Data excerpts
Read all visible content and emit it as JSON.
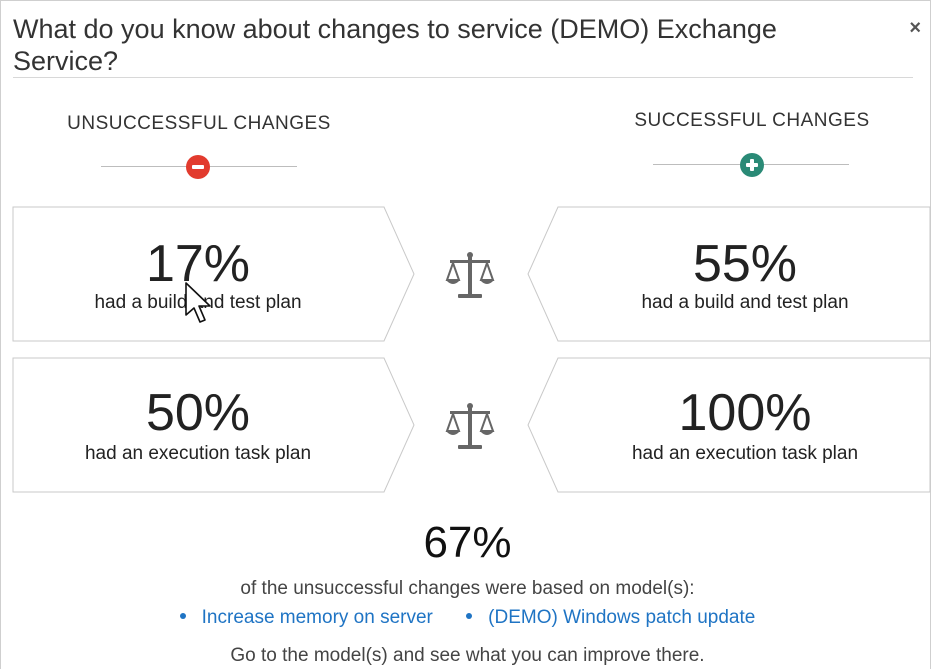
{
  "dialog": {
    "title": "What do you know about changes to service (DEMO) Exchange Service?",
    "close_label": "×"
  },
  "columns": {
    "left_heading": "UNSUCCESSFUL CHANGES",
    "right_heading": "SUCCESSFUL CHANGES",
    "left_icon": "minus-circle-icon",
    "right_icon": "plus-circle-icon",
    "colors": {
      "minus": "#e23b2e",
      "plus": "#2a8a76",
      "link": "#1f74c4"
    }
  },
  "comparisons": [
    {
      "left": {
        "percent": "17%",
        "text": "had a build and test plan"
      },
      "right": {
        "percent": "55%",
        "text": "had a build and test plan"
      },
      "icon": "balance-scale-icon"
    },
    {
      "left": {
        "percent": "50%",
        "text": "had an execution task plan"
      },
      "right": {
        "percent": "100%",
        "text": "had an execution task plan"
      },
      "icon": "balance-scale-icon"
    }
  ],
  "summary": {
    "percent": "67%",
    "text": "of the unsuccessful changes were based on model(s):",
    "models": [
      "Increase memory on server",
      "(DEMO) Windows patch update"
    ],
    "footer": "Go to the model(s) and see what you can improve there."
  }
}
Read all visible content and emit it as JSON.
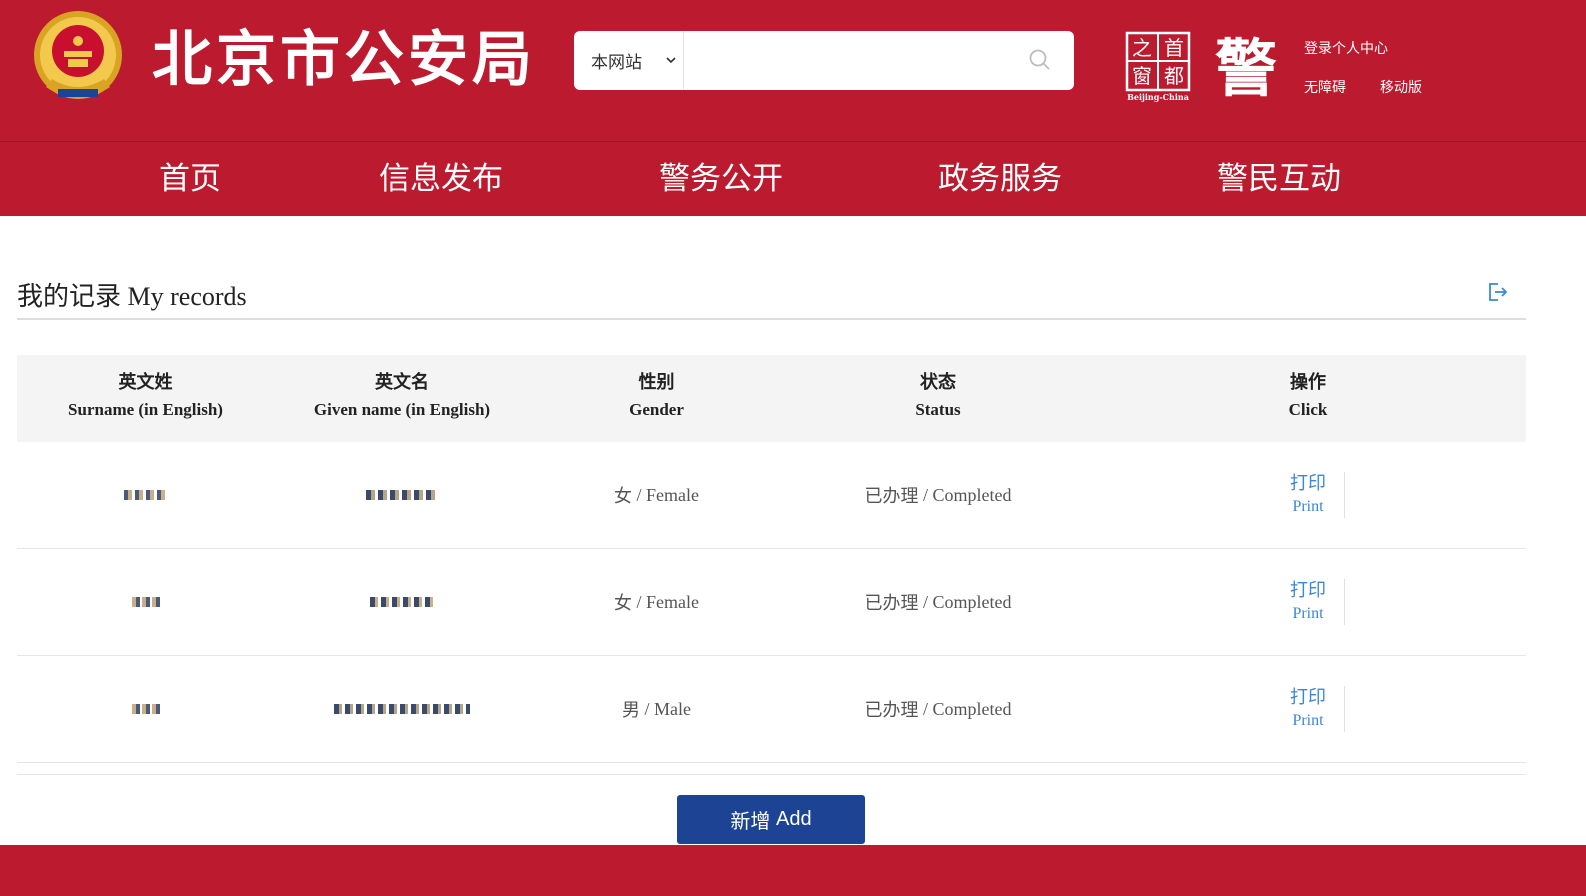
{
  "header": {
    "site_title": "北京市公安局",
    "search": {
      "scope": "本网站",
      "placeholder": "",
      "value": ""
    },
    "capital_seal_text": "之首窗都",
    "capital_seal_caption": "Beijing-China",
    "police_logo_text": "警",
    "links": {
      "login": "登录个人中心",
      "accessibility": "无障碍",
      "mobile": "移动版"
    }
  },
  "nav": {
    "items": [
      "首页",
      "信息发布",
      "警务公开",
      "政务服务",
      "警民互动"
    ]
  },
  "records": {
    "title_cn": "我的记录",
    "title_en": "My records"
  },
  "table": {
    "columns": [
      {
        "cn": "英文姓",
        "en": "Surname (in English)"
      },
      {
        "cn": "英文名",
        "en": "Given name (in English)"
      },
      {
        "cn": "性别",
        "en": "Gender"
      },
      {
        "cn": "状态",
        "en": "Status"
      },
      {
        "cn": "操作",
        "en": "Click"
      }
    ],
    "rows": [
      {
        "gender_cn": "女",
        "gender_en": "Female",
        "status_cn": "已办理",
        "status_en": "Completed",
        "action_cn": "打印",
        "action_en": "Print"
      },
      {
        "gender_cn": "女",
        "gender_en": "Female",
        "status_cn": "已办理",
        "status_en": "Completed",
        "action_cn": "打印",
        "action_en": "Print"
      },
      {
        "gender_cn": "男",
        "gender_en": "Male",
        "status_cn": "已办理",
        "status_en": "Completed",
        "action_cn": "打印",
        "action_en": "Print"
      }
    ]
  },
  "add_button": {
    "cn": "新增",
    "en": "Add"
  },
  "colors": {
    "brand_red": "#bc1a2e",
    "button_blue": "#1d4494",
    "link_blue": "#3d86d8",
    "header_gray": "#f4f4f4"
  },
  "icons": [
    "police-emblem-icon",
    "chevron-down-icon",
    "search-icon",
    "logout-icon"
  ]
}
* * *
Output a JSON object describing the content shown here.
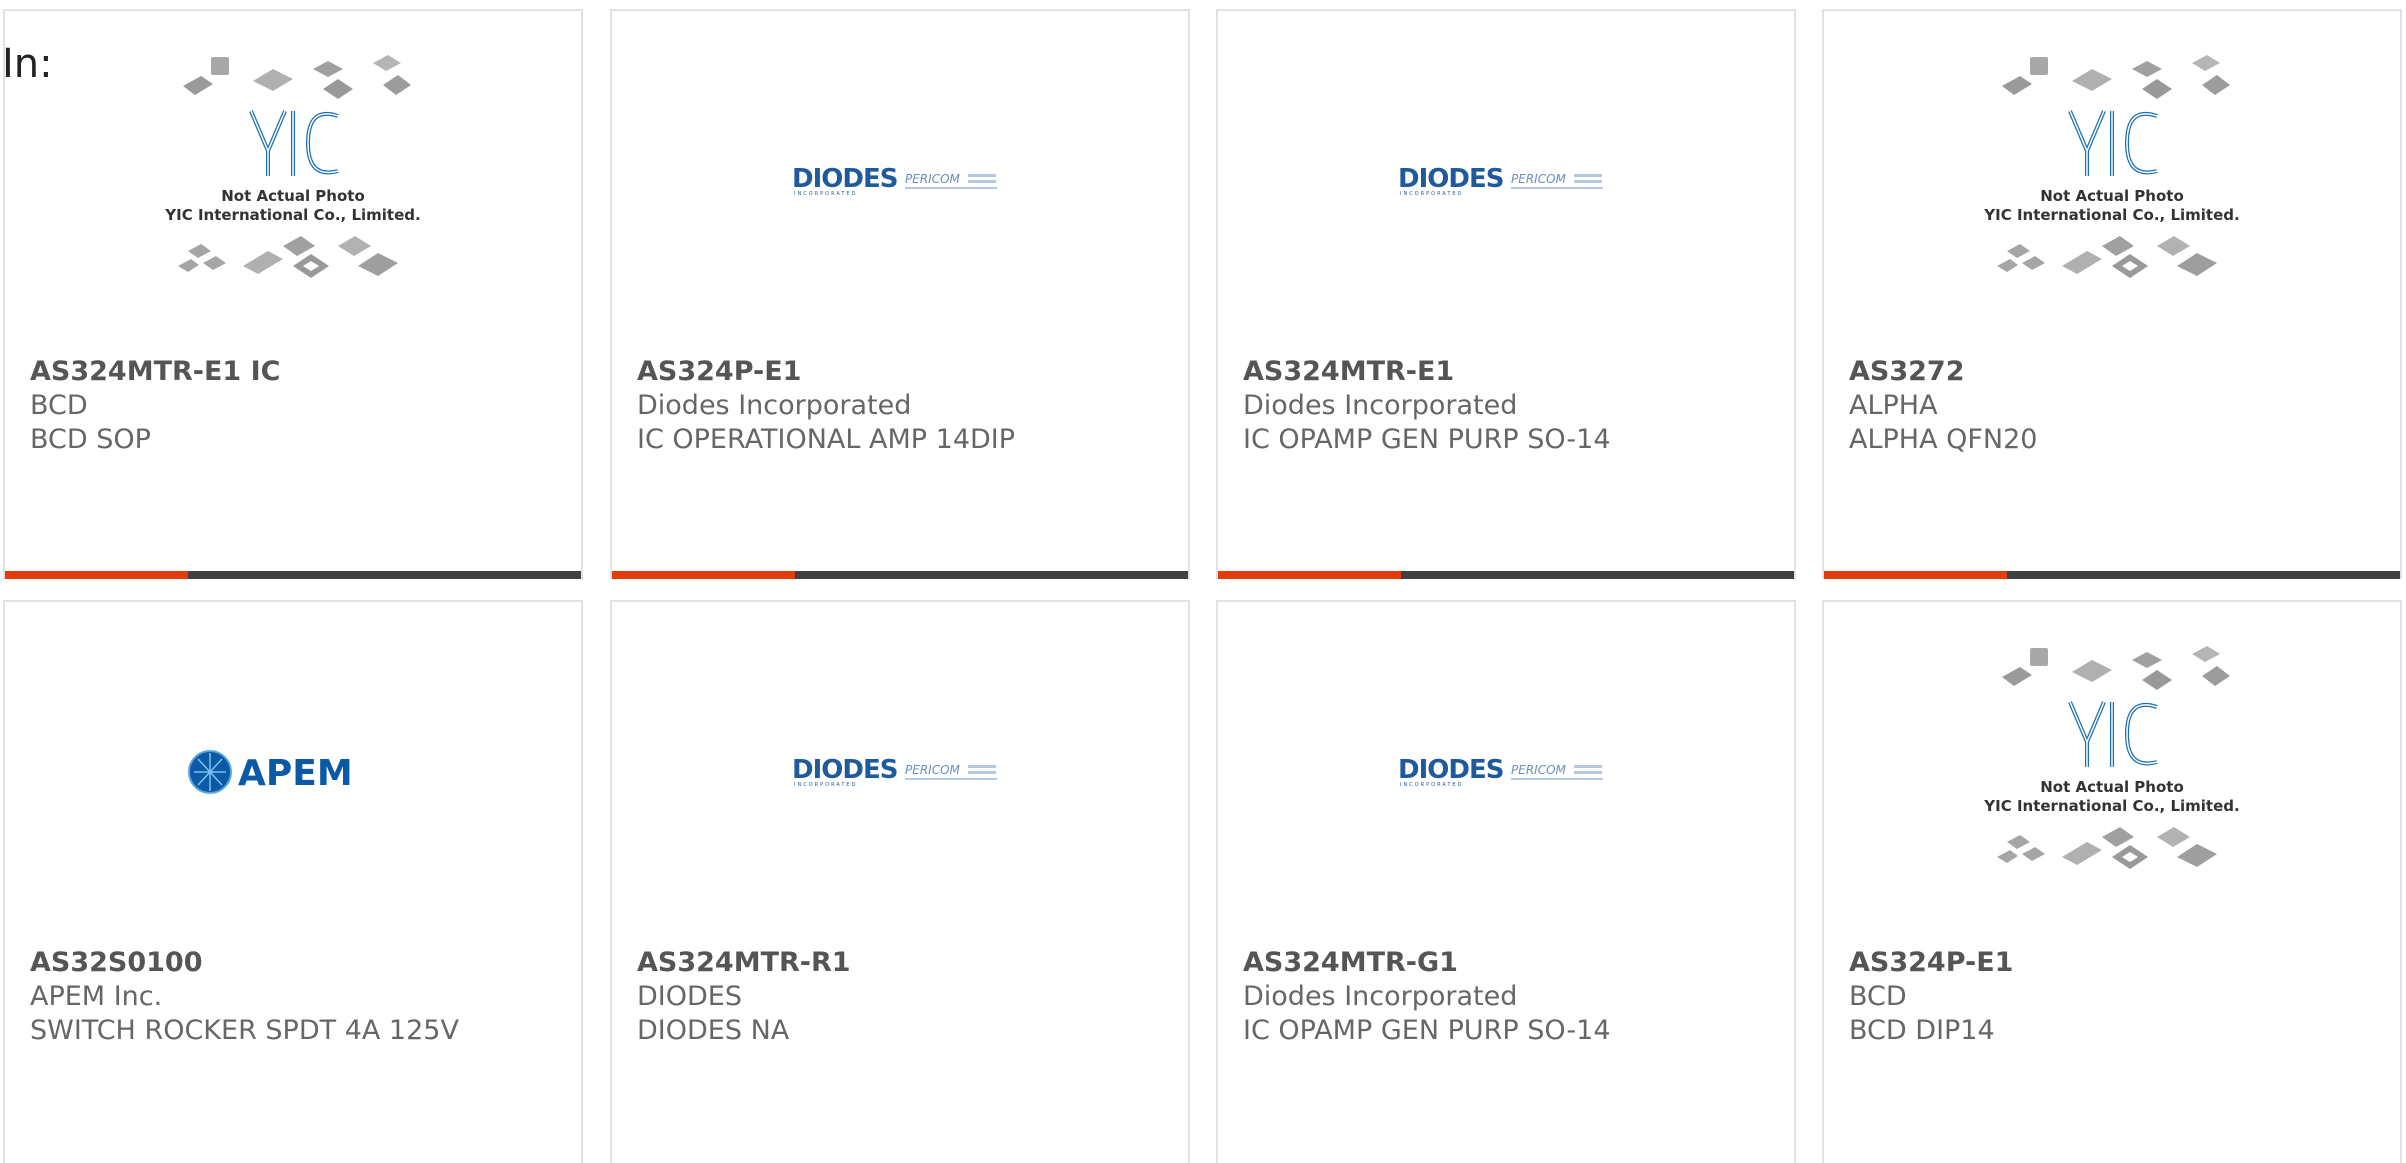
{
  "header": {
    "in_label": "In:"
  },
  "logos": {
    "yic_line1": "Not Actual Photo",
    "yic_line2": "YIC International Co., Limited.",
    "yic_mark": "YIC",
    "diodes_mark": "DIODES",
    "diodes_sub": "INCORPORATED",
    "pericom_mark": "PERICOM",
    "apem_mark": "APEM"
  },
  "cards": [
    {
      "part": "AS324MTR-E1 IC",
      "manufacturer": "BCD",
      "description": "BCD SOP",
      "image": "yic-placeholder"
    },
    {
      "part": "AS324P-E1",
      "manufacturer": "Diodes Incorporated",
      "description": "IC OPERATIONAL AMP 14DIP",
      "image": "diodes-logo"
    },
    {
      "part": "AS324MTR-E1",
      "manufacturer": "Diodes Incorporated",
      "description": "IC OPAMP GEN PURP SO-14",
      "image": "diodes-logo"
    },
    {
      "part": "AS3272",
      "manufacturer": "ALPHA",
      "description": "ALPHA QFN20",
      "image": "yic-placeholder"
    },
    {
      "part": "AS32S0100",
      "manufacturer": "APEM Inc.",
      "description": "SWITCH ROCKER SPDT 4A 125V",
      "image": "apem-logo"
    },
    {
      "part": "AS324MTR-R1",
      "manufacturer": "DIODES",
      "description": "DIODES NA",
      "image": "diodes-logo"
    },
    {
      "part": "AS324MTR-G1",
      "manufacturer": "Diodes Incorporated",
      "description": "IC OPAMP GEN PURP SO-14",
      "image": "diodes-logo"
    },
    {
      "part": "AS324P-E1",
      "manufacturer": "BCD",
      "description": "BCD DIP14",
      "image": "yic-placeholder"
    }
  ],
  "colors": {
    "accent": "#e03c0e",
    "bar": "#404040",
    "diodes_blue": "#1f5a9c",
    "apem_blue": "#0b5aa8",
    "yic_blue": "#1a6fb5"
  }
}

[WHAT YOU WILL DO] Which lines in the data above contain "percent"? Show each one.

[FINAL RESULT]
        "percent": "17%",
        "percent": "55%",
        "percent": "50%",
        "percent": "100%",
    "percent": "67%",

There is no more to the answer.